(What the task requires) Set down each line of the data below exactly as it stands, dropping the pictures.
# Listed records start
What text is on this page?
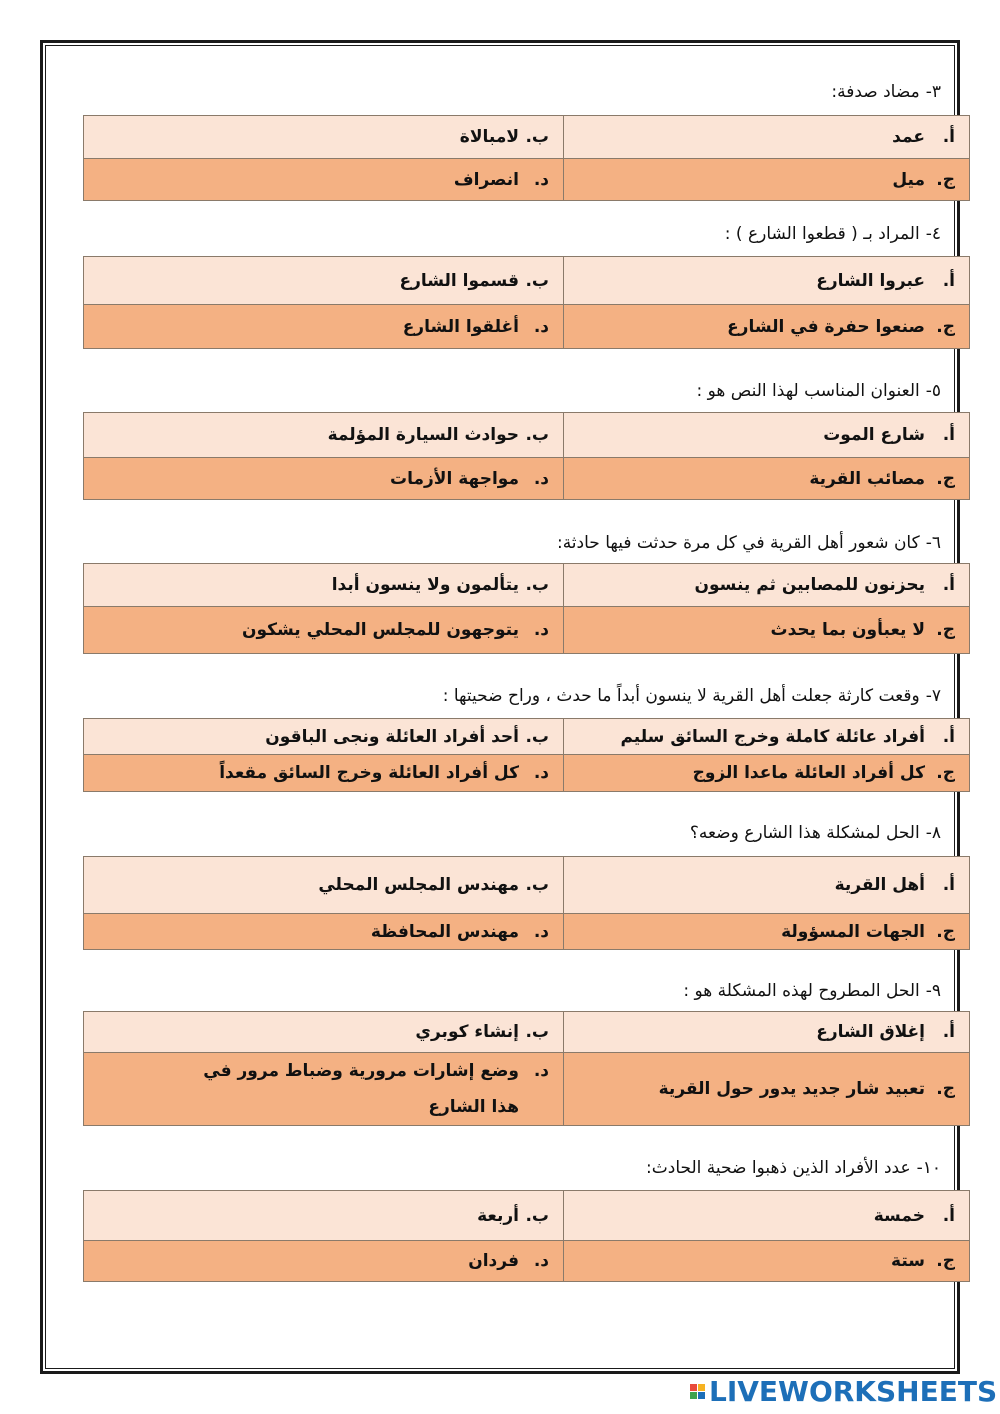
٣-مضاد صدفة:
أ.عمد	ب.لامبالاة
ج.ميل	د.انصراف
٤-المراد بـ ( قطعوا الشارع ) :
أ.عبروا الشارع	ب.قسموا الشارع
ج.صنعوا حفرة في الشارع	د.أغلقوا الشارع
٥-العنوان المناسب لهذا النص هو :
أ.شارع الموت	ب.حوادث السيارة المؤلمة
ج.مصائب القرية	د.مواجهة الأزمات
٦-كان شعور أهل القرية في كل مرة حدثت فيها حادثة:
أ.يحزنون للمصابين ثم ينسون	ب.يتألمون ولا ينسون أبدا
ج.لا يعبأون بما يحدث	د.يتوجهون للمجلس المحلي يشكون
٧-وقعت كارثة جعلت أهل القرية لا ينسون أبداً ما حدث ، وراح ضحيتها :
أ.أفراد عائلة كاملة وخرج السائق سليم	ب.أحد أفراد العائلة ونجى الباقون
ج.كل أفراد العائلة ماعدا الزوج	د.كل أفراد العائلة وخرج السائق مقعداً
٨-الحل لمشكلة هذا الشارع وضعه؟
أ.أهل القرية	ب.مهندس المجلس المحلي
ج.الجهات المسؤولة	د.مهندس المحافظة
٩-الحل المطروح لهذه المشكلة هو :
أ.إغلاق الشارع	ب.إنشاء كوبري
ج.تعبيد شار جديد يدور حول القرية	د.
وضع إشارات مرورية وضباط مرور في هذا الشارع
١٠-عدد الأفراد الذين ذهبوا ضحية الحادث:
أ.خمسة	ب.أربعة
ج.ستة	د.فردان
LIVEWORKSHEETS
# Listed records end
(Result of this exercise)
What text is on this page?
٣-مضاد صدفة:
أ.عمد	ب.لامبالاة
ج.ميل	د.انصراف
٤-المراد بـ ( قطعوا الشارع ) :
أ.عبروا الشارع	ب.قسموا الشارع
ج.صنعوا حفرة في الشارع	د.أغلقوا الشارع
٥-العنوان المناسب لهذا النص هو :
أ.شارع الموت	ب.حوادث السيارة المؤلمة
ج.مصائب القرية	د.مواجهة الأزمات
٦-كان شعور أهل القرية في كل مرة حدثت فيها حادثة:
أ.يحزنون للمصابين ثم ينسون	ب.يتألمون ولا ينسون أبدا
ج.لا يعبأون بما يحدث	د.يتوجهون للمجلس المحلي يشكون
٧-وقعت كارثة جعلت أهل القرية لا ينسون أبداً ما حدث ، وراح ضحيتها :
أ.أفراد عائلة كاملة وخرج السائق سليم	ب.أحد أفراد العائلة ونجى الباقون
ج.كل أفراد العائلة ماعدا الزوج	د.كل أفراد العائلة وخرج السائق مقعداً
٨-الحل لمشكلة هذا الشارع وضعه؟
أ.أهل القرية	ب.مهندس المجلس المحلي
ج.الجهات المسؤولة	د.مهندس المحافظة
٩-الحل المطروح لهذه المشكلة هو :
أ.إغلاق الشارع	ب.إنشاء كوبري
ج.تعبيد شار جديد يدور حول القرية	د.
وضع إشارات مرورية وضباط مرور في هذا الشارع
١٠-عدد الأفراد الذين ذهبوا ضحية الحادث:
أ.خمسة	ب.أربعة
ج.ستة	د.فردان
LIVEWORKSHEETS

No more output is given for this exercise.